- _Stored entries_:
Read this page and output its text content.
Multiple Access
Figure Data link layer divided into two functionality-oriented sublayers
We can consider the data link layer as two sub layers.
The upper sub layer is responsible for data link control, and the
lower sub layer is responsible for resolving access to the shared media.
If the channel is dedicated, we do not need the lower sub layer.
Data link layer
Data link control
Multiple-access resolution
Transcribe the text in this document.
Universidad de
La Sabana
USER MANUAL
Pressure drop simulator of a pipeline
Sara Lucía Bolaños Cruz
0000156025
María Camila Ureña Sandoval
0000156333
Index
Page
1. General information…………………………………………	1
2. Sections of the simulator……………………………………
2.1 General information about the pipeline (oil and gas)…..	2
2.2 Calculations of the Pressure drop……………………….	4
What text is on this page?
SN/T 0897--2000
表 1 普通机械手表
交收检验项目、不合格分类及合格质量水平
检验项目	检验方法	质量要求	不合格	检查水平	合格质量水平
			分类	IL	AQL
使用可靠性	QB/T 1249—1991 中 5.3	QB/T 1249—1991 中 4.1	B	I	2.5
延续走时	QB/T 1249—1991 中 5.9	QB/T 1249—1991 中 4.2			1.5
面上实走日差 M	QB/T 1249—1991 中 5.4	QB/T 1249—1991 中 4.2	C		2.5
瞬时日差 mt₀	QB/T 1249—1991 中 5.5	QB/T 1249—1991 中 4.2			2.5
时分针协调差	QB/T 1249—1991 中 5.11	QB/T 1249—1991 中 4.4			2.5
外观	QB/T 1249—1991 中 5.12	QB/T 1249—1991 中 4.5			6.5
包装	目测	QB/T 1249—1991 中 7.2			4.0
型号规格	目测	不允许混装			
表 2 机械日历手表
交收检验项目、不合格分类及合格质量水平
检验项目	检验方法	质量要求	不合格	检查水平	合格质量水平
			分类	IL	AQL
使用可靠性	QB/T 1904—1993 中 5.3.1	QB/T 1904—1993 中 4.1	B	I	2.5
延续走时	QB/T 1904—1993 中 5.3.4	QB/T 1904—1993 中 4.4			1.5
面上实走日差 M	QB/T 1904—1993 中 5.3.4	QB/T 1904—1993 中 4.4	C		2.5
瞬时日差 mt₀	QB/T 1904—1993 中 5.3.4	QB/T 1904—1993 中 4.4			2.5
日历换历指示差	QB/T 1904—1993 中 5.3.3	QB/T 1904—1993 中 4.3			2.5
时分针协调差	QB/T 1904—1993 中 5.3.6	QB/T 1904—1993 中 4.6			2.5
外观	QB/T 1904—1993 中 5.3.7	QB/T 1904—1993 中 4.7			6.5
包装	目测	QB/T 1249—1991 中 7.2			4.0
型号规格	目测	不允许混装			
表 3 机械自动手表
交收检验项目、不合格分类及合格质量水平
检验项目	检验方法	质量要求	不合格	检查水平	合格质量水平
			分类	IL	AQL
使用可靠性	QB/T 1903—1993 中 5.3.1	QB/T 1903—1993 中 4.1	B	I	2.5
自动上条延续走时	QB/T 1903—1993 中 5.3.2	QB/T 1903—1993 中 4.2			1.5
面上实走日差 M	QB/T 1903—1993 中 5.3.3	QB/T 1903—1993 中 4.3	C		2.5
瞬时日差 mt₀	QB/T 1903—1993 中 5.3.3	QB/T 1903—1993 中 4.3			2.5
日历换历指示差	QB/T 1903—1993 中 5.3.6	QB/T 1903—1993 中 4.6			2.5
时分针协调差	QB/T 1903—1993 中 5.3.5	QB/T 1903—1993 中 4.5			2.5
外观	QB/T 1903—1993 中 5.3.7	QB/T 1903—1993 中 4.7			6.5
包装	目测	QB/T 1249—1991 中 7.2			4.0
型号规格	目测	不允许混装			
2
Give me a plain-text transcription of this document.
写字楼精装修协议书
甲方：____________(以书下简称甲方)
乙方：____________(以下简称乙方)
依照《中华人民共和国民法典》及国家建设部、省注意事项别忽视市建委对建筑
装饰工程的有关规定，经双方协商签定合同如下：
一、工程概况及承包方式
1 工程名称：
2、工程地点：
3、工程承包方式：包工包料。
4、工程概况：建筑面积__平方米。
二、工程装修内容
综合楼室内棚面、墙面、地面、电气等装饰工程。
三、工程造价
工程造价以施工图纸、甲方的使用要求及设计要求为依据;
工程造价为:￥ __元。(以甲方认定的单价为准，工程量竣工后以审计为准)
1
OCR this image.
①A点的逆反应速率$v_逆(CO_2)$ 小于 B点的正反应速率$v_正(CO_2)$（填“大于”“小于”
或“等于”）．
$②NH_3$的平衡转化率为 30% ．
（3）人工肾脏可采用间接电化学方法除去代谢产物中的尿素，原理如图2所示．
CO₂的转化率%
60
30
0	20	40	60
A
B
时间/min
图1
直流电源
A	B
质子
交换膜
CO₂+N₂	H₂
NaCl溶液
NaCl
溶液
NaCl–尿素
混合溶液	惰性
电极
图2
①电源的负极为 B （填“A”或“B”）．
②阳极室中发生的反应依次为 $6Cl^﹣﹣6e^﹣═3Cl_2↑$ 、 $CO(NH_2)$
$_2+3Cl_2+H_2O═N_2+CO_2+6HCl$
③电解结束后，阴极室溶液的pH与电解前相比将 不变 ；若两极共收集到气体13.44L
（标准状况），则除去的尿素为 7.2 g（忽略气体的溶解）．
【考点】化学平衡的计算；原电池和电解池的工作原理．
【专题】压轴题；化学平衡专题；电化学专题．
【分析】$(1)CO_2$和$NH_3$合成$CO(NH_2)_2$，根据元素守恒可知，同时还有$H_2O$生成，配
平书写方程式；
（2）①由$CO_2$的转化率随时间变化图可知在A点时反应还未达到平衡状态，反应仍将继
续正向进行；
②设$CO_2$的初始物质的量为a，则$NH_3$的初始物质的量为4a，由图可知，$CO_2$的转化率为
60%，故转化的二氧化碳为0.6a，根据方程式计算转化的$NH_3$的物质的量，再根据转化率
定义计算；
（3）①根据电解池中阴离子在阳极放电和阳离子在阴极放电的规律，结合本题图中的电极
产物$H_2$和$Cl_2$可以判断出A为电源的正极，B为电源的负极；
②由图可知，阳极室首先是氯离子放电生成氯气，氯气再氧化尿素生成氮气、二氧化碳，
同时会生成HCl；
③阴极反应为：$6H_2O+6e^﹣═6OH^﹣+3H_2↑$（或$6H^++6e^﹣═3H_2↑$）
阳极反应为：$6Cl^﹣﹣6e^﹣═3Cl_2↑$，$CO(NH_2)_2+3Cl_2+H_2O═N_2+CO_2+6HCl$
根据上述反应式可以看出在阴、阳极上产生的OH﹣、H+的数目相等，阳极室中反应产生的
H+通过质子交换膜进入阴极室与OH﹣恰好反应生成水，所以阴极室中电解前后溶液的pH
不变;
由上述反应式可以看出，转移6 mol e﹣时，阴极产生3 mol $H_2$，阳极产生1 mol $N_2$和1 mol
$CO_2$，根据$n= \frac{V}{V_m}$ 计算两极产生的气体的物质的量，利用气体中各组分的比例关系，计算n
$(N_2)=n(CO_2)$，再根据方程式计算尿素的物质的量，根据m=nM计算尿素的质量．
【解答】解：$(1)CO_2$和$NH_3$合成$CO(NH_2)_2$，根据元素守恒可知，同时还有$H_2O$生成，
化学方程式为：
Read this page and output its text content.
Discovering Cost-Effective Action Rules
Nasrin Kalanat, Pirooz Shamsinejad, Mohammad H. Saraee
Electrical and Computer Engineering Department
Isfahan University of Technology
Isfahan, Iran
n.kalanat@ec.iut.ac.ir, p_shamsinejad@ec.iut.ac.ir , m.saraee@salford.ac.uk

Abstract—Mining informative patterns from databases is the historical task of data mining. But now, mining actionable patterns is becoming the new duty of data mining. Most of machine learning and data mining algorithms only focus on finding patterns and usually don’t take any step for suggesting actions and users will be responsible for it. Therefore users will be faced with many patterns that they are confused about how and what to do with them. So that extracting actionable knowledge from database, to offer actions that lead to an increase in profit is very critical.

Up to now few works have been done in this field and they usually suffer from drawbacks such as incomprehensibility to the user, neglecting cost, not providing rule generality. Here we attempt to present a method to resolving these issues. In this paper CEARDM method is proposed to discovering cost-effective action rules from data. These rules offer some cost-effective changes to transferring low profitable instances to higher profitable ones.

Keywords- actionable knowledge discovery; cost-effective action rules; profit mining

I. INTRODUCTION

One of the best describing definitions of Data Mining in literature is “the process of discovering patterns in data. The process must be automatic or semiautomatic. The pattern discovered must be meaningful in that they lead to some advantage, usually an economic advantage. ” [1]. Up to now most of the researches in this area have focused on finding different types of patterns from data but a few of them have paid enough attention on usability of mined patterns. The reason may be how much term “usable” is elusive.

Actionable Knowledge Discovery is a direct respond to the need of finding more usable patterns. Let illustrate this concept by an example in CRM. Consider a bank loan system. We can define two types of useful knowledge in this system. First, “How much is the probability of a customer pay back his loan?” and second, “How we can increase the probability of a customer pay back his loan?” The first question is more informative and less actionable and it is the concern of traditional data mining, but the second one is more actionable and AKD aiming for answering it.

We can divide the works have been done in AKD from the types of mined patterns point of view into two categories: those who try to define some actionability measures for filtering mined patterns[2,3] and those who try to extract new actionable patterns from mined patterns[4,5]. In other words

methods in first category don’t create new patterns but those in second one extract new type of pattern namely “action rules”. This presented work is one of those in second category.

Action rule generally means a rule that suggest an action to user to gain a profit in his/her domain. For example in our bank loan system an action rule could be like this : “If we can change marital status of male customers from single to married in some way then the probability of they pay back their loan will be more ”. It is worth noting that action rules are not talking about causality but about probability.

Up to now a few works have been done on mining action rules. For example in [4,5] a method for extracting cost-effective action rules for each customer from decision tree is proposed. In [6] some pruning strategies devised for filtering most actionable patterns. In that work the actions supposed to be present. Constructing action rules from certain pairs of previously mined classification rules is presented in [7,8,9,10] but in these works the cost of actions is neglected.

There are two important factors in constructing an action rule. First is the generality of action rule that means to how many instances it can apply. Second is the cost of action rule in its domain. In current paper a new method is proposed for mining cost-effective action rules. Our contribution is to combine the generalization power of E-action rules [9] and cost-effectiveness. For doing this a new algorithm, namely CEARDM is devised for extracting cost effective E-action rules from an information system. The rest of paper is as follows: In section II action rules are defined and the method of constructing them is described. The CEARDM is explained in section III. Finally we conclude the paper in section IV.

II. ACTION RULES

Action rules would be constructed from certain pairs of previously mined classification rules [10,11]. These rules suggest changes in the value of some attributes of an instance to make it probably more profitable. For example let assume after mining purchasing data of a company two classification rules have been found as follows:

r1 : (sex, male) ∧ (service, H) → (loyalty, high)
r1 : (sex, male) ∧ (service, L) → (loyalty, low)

- _WRITTEN REQUEST_:
Using the entries above, find all lines with "根据元素守恒可知". Copy them.

- _FINAL RESULT_:
【分析】$(1)CO_2$和$NH_3$合成$CO(NH_2)_2$，根据元素守恒可知，同时还有$H_2O$生成，配
【解答】解：$(1)CO_2$和$NH_3$合成$CO(NH_2)_2$，根据元素守恒可知，同时还有$H_2O$生成，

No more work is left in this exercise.